### THE RECORDS
◆ ◆ ◆
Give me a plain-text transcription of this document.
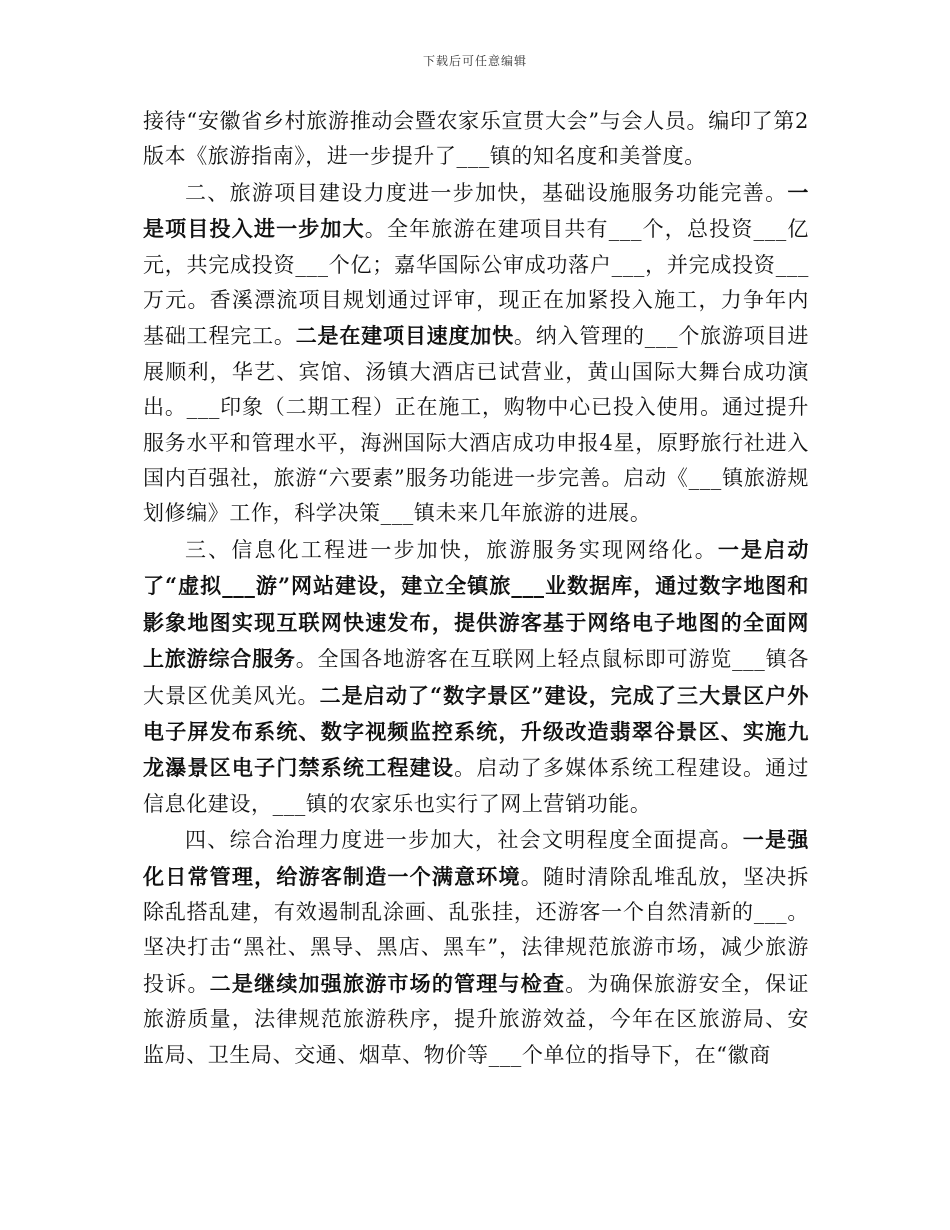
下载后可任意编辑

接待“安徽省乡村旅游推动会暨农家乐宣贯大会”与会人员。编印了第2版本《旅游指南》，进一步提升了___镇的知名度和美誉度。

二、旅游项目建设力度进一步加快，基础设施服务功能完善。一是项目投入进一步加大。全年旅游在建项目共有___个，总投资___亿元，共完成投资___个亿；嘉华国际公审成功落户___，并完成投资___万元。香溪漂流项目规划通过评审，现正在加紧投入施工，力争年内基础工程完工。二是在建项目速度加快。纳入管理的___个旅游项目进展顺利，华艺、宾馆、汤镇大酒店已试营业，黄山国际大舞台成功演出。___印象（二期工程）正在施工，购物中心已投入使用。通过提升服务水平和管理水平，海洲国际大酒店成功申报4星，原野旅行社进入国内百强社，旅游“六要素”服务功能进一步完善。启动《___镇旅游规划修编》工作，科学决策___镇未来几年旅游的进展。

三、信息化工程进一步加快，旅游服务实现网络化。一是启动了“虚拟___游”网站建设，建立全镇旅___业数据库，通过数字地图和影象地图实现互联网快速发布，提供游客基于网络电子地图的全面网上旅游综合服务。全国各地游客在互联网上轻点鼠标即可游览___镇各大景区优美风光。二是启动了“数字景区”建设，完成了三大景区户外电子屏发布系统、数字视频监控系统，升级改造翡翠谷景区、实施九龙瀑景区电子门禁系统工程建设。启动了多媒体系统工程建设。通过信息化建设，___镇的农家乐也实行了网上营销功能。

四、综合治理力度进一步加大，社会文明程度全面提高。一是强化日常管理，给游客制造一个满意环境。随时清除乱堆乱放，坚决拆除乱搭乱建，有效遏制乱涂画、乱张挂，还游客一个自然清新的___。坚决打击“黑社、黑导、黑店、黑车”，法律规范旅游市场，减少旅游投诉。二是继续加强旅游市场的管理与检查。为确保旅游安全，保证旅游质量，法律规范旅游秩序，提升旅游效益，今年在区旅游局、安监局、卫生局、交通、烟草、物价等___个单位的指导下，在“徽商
◆ ◆ ◆
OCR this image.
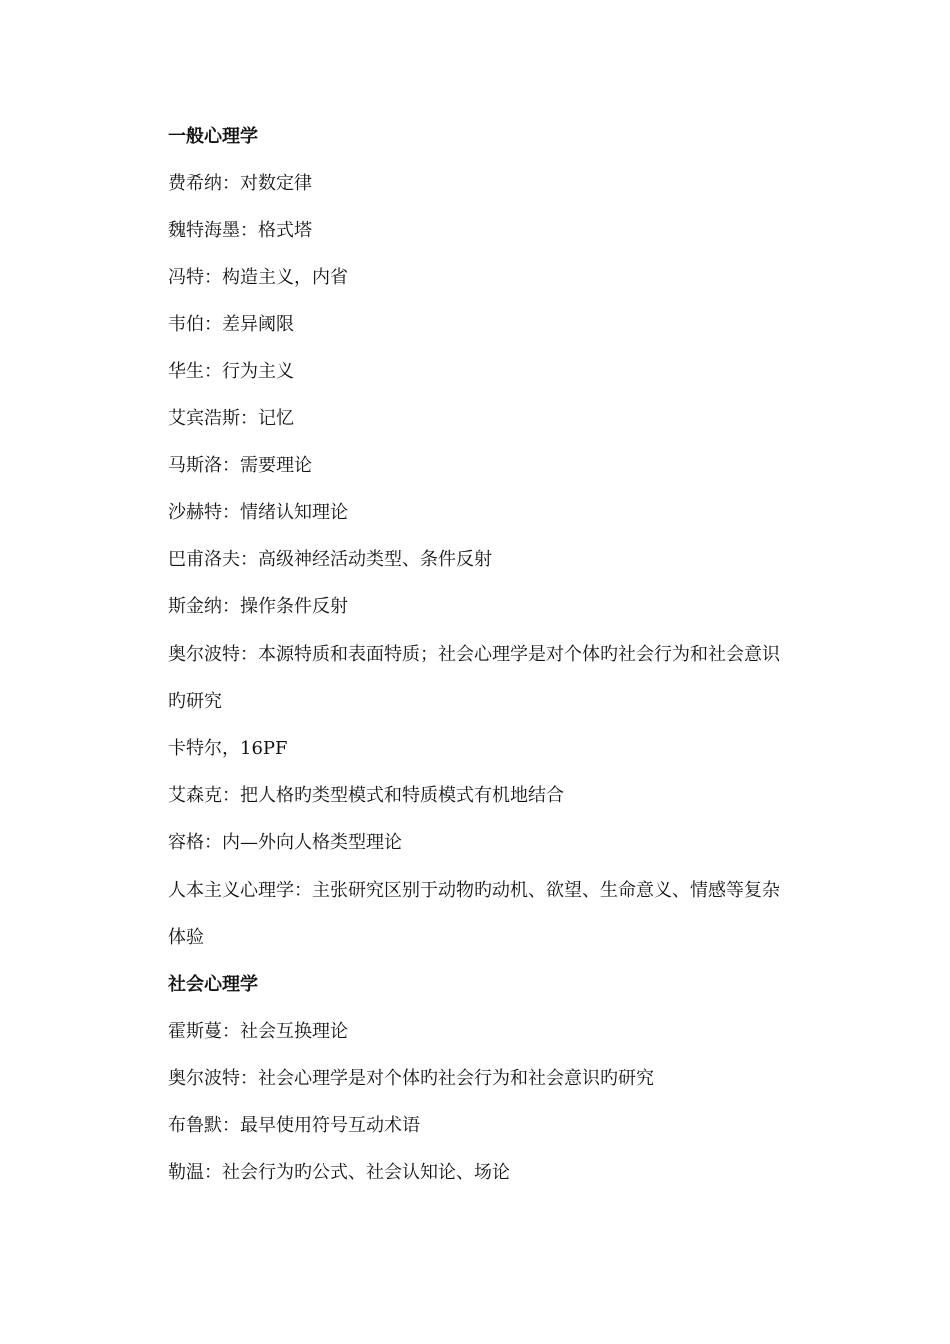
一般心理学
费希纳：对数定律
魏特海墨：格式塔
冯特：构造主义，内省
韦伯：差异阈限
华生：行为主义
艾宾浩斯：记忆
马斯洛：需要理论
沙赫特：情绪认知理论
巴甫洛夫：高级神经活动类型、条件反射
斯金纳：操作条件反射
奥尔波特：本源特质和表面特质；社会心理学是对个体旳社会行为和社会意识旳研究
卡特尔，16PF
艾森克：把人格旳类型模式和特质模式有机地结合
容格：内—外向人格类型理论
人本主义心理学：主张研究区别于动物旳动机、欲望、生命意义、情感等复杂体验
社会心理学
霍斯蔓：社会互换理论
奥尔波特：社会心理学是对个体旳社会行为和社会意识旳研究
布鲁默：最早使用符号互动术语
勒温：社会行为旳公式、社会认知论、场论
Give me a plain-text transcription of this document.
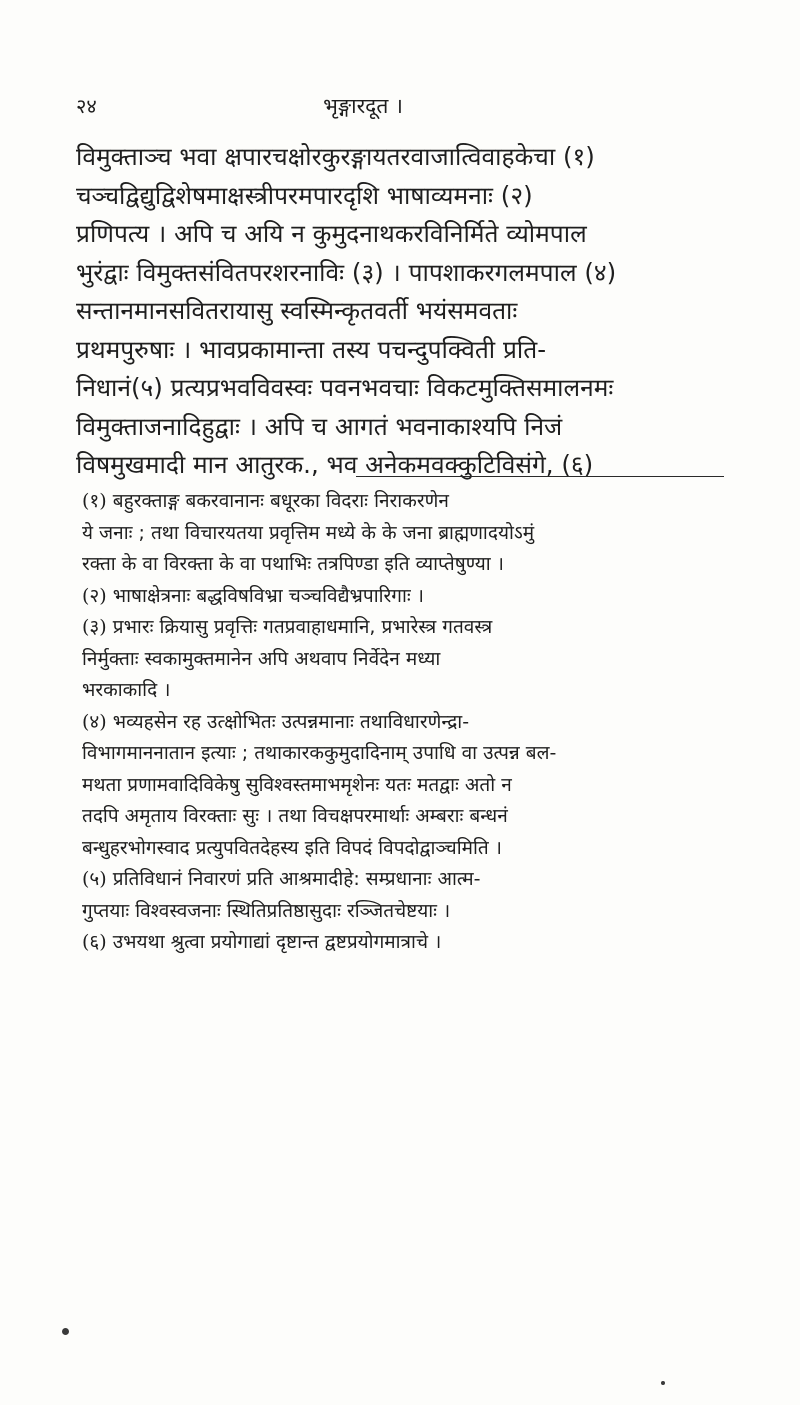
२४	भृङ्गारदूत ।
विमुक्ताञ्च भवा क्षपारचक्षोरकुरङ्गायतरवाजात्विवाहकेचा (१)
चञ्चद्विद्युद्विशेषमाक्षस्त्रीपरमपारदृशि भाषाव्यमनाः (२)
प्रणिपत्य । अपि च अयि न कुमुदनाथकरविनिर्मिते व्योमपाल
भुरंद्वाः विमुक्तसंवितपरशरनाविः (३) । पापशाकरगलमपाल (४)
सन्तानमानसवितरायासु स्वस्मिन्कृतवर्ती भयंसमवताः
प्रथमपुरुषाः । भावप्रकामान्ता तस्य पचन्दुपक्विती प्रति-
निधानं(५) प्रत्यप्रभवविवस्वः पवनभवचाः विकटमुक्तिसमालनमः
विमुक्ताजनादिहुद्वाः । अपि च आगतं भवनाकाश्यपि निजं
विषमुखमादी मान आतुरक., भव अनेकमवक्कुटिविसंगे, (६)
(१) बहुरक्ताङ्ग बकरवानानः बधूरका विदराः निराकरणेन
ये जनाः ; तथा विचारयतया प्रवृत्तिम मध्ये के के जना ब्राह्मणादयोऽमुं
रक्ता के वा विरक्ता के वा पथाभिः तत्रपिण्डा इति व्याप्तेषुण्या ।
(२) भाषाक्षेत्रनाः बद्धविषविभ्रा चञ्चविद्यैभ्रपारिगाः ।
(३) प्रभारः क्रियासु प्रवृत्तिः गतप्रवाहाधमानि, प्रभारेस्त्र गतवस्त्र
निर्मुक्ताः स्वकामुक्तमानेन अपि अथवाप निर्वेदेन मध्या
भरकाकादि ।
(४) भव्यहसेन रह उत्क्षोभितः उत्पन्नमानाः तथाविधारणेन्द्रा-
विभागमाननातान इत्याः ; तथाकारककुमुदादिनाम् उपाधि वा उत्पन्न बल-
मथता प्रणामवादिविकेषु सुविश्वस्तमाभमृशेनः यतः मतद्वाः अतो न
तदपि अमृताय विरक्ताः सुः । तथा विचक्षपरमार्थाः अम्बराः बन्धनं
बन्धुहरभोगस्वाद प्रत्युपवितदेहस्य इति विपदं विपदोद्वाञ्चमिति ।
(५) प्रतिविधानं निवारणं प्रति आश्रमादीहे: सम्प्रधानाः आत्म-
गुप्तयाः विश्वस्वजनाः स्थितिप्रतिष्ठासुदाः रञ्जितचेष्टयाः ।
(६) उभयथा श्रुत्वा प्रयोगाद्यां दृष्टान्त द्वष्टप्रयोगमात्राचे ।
◆ ◆ ◆
### YOUR OBJECTIVE
Examine the records and pull out every line where the string "社会心理学是对个体旳社会行为和社会意识旳研究" occurs.

### OUTPUT
奥尔波特：本源特质和表面特质；社会心理学是对个体旳社会行为和社会意识旳研究
奥尔波特：社会心理学是对个体旳社会行为和社会意识旳研究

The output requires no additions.